| Records for processing |

--- Begin ---

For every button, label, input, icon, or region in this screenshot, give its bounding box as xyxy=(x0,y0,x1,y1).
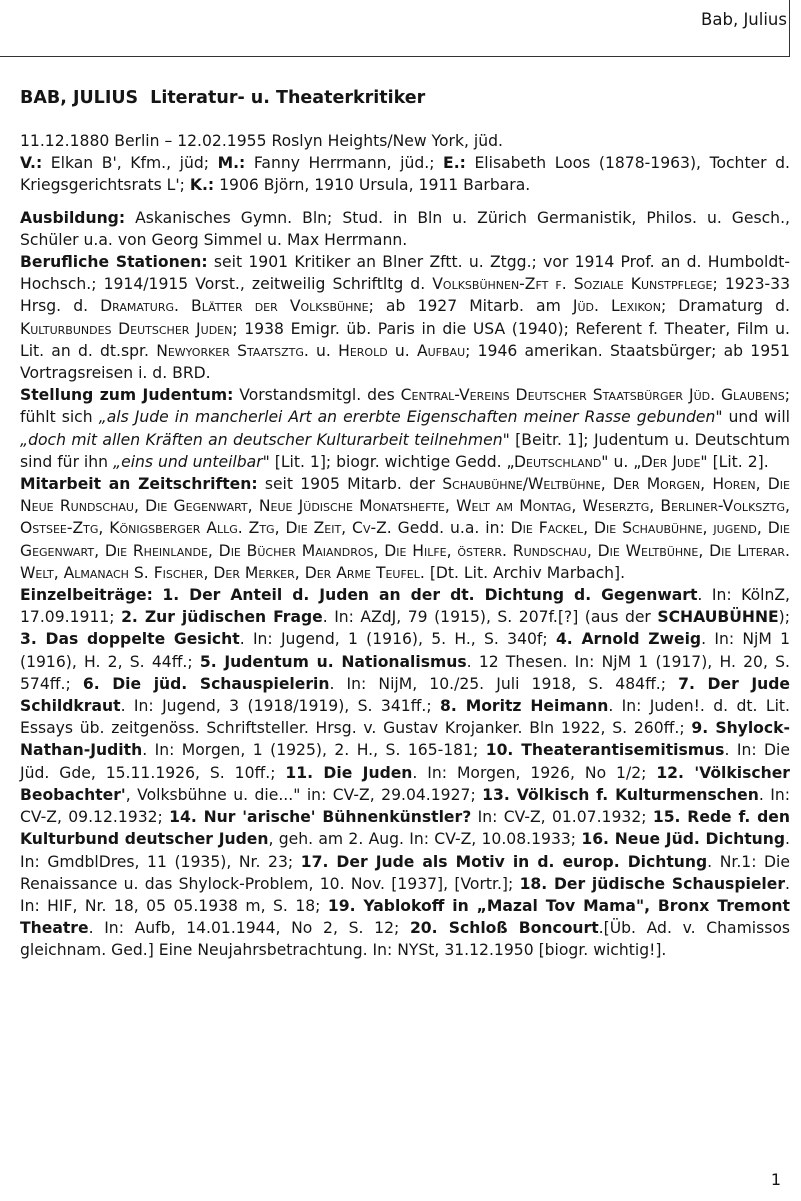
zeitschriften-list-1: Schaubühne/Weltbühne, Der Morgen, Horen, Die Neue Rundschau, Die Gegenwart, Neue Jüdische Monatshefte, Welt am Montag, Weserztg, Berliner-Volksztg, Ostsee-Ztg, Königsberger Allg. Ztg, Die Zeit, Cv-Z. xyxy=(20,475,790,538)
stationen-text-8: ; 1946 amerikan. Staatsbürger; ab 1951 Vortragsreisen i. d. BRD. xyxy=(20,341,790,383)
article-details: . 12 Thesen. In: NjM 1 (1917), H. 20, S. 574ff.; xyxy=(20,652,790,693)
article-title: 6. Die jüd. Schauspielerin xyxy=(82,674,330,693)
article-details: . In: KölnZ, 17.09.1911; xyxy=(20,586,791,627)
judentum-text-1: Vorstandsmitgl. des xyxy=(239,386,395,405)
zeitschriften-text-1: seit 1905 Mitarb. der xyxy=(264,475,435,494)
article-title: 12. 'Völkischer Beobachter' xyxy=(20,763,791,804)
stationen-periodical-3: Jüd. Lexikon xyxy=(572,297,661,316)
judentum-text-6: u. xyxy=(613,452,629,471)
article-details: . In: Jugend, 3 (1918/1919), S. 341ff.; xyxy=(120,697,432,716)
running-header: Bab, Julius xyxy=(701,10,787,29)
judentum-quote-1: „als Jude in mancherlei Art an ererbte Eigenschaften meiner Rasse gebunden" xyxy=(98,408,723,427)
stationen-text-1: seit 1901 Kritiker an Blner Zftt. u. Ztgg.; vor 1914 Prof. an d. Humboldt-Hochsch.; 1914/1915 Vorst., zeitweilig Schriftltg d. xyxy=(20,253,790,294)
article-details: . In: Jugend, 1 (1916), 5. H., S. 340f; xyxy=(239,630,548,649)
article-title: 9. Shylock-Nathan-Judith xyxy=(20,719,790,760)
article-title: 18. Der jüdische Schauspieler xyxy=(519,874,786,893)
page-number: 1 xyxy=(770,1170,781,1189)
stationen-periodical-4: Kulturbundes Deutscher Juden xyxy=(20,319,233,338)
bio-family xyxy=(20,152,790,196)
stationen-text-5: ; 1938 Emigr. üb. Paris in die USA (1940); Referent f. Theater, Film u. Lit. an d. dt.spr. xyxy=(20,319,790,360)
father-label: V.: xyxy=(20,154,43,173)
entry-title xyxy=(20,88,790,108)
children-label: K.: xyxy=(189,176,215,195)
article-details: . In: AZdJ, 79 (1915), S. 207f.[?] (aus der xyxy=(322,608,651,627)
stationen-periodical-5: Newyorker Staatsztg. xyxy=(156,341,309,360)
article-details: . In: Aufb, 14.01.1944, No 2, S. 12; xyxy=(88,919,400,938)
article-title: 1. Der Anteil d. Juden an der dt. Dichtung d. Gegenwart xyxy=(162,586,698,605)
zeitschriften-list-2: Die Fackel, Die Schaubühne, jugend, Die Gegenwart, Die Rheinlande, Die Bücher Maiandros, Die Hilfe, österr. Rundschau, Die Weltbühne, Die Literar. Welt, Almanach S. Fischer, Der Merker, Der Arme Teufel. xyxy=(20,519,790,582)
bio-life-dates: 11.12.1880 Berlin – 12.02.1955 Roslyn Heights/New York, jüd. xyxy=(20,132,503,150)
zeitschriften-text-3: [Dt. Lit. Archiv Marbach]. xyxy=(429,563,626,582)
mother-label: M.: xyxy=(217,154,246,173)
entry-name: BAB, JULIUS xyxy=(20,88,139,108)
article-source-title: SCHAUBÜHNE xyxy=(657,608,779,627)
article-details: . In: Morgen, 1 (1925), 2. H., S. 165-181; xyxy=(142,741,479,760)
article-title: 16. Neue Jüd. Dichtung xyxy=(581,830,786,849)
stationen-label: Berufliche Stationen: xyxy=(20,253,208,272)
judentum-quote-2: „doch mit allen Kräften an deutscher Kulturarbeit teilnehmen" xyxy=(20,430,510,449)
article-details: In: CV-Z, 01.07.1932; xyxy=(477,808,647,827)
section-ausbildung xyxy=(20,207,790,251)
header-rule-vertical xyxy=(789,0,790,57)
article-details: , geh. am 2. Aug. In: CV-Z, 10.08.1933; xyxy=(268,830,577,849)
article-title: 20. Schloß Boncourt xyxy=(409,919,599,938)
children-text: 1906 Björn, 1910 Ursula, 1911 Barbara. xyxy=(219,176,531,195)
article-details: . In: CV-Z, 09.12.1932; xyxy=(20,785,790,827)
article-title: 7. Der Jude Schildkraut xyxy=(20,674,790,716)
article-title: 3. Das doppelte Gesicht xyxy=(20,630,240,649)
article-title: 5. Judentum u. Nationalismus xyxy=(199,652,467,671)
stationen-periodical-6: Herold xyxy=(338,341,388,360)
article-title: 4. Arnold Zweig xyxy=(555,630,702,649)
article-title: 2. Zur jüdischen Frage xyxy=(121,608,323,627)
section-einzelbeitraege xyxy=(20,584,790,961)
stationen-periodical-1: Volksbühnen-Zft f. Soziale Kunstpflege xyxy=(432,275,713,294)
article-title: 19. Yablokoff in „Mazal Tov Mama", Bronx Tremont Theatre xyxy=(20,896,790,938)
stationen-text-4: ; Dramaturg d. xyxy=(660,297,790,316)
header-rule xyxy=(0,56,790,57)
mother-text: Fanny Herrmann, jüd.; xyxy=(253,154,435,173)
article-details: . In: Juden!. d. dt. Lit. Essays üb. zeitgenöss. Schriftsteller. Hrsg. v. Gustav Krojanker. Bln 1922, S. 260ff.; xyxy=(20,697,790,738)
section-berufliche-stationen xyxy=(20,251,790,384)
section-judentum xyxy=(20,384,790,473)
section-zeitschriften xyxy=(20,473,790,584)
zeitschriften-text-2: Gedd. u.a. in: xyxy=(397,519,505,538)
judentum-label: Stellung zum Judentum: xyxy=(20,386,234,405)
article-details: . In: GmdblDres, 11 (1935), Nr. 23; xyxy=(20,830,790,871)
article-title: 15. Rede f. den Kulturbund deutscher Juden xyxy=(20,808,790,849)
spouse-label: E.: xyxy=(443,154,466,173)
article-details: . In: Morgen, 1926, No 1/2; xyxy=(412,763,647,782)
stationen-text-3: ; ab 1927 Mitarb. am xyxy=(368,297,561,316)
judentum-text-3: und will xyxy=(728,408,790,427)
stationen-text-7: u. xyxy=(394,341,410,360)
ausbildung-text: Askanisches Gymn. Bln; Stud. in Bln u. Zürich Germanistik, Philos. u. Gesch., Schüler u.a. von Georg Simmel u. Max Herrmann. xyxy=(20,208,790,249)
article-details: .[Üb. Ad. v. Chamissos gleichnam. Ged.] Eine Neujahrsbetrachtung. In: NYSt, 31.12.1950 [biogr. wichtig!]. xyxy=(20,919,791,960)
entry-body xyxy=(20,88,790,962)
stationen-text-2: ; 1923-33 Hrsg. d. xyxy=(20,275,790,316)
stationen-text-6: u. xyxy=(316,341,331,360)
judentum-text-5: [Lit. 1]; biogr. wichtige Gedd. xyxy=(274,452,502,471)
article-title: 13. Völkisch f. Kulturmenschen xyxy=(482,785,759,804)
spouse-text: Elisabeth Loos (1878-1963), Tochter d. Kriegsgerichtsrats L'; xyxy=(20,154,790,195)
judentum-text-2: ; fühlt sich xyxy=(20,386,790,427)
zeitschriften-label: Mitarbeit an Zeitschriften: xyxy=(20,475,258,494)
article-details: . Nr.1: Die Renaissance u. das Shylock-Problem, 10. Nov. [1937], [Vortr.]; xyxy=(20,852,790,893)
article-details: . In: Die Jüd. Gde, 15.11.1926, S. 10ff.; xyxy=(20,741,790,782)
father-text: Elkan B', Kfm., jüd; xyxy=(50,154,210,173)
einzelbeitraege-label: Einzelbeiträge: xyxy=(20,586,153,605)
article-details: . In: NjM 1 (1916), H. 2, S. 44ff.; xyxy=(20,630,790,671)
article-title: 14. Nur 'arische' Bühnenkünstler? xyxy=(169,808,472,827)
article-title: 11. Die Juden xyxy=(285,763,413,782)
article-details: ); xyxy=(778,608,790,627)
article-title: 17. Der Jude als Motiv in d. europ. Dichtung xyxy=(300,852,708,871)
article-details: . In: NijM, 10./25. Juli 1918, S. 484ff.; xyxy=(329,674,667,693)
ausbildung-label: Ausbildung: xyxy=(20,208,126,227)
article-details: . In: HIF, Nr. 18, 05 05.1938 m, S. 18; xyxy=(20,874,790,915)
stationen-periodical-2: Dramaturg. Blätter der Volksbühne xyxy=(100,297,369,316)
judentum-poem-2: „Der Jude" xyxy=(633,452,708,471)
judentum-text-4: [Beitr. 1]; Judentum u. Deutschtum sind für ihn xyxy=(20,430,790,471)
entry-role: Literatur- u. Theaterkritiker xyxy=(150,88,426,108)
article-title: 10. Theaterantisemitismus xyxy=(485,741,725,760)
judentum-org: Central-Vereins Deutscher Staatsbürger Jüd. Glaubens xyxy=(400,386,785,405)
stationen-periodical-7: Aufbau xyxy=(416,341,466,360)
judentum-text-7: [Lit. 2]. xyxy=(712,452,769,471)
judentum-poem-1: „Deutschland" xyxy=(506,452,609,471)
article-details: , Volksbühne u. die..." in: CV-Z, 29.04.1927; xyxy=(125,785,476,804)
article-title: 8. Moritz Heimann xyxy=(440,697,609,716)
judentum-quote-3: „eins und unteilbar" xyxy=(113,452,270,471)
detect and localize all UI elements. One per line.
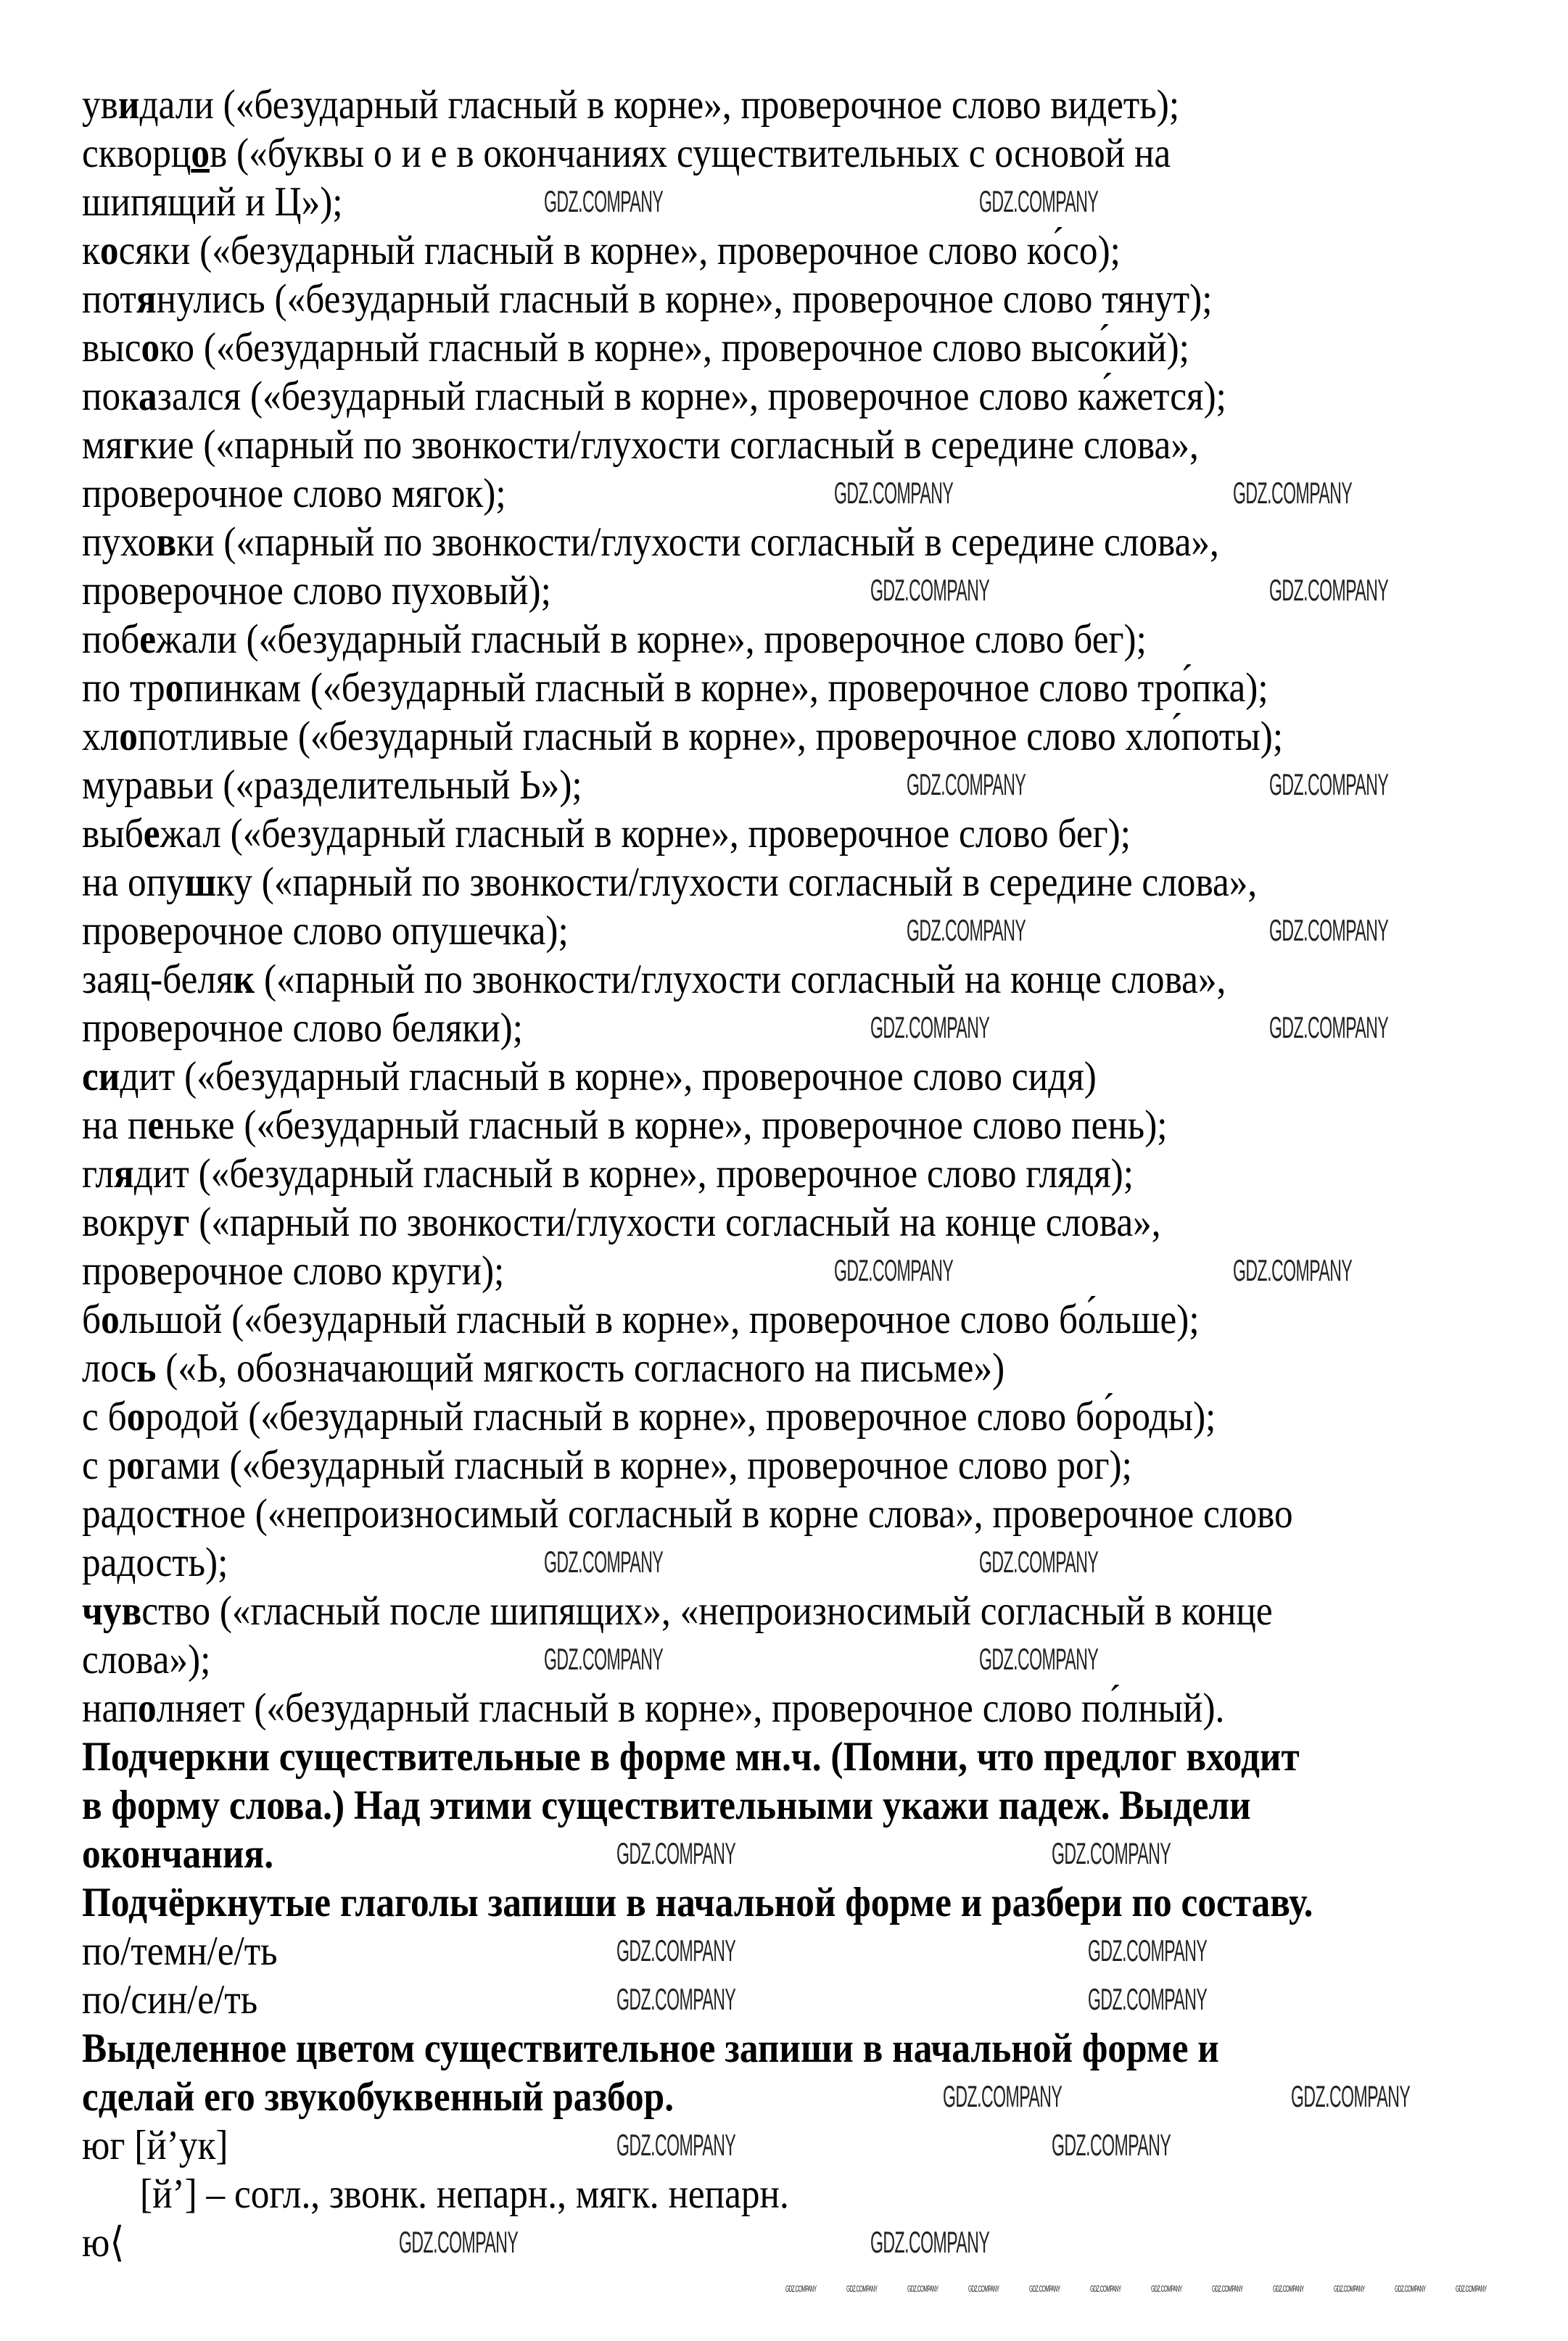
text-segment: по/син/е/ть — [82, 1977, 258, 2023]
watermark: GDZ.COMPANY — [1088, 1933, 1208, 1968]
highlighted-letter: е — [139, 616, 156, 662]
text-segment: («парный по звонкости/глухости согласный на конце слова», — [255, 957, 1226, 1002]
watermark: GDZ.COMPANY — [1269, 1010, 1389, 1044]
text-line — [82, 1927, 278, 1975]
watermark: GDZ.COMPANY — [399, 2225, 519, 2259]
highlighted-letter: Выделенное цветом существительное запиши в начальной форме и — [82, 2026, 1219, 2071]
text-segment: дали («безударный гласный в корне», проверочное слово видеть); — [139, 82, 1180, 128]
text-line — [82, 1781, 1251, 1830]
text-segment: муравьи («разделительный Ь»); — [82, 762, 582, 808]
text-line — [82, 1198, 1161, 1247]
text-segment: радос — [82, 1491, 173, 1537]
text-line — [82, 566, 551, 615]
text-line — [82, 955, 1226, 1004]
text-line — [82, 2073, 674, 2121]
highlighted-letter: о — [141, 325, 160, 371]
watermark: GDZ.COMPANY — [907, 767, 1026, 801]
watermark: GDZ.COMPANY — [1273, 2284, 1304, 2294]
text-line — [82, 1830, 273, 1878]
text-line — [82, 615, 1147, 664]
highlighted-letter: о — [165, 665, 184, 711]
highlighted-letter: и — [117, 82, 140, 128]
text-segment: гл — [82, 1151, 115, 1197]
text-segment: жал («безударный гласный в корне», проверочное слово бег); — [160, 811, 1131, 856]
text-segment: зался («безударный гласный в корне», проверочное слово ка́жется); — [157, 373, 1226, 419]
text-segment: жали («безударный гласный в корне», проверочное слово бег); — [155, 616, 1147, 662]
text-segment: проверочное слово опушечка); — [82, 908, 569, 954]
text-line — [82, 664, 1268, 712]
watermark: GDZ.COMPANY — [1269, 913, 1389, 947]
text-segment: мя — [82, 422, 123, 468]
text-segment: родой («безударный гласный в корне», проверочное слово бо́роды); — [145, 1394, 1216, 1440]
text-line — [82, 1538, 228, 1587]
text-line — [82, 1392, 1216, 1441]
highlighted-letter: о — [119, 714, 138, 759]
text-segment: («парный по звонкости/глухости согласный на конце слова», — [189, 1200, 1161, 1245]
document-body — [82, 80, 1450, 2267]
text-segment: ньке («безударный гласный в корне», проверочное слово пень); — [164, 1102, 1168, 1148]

--- End ---

| Task goal |
Switch "watermark" to "overlay" in the items from the line holding "text-segment: по/син/е/ть —" through the end, both ends included. Write out only those lines, with nothing else changed.

| Answer for the task |
text-segment: по/син/е/ть — [82, 1977, 258, 2023]
overlay: GDZ.COMPANY — [1088, 1933, 1208, 1968]
highlighted-letter: е — [139, 616, 156, 662]
text-segment: («парный по звонкости/глухости согласный на конце слова», — [255, 957, 1226, 1002]
overlay: GDZ.COMPANY — [1269, 1010, 1389, 1044]
text-line — [82, 1927, 278, 1975]
overlay: GDZ.COMPANY — [399, 2225, 519, 2259]
highlighted-letter: Выделенное цветом существительное запиши в начальной форме и — [82, 2026, 1219, 2071]
text-segment: дали («безударный гласный в корне», проверочное слово видеть); — [139, 82, 1180, 128]
text-line — [82, 1781, 1251, 1830]
text-segment: муравьи («разделительный Ь»); — [82, 762, 582, 808]
text-line — [82, 1198, 1161, 1247]
text-segment: радос — [82, 1491, 173, 1537]
text-line — [82, 566, 551, 615]
text-line — [82, 955, 1226, 1004]
text-line — [82, 2073, 674, 2121]
highlighted-letter: о — [141, 325, 160, 371]
overlay: GDZ.COMPANY — [907, 767, 1026, 801]
overlay: GDZ.COMPANY — [1273, 2284, 1304, 2294]
text-line — [82, 1830, 273, 1878]
text-line — [82, 615, 1147, 664]
highlighted-letter: о — [165, 665, 184, 711]
highlighted-letter: и — [117, 82, 140, 128]
text-segment: гл — [82, 1151, 115, 1197]
text-segment: жал («безударный гласный в корне», проверочное слово бег); — [160, 811, 1131, 856]
text-segment: зался («безударный гласный в корне», проверочное слово ка́жется); — [157, 373, 1226, 419]
text-segment: жали («безударный гласный в корне», проверочное слово бег); — [155, 616, 1147, 662]
text-segment: проверочное слово опушечка); — [82, 908, 569, 954]
text-line — [82, 664, 1268, 712]
overlay: GDZ.COMPANY — [1269, 913, 1389, 947]
text-segment: мя — [82, 422, 123, 468]
text-segment: родой («безударный гласный в корне», проверочное слово бо́роды); — [145, 1394, 1216, 1440]
text-line — [82, 1538, 228, 1587]
text-line — [82, 1392, 1216, 1441]
highlighted-letter: о — [119, 714, 138, 759]
text-segment: («парный по звонкости/глухости согласный на конце слова», — [189, 1200, 1161, 1245]
document-body — [82, 80, 1450, 2267]
text-segment: ньке («безударный гласный в корне», проверочное слово пень); — [164, 1102, 1168, 1148]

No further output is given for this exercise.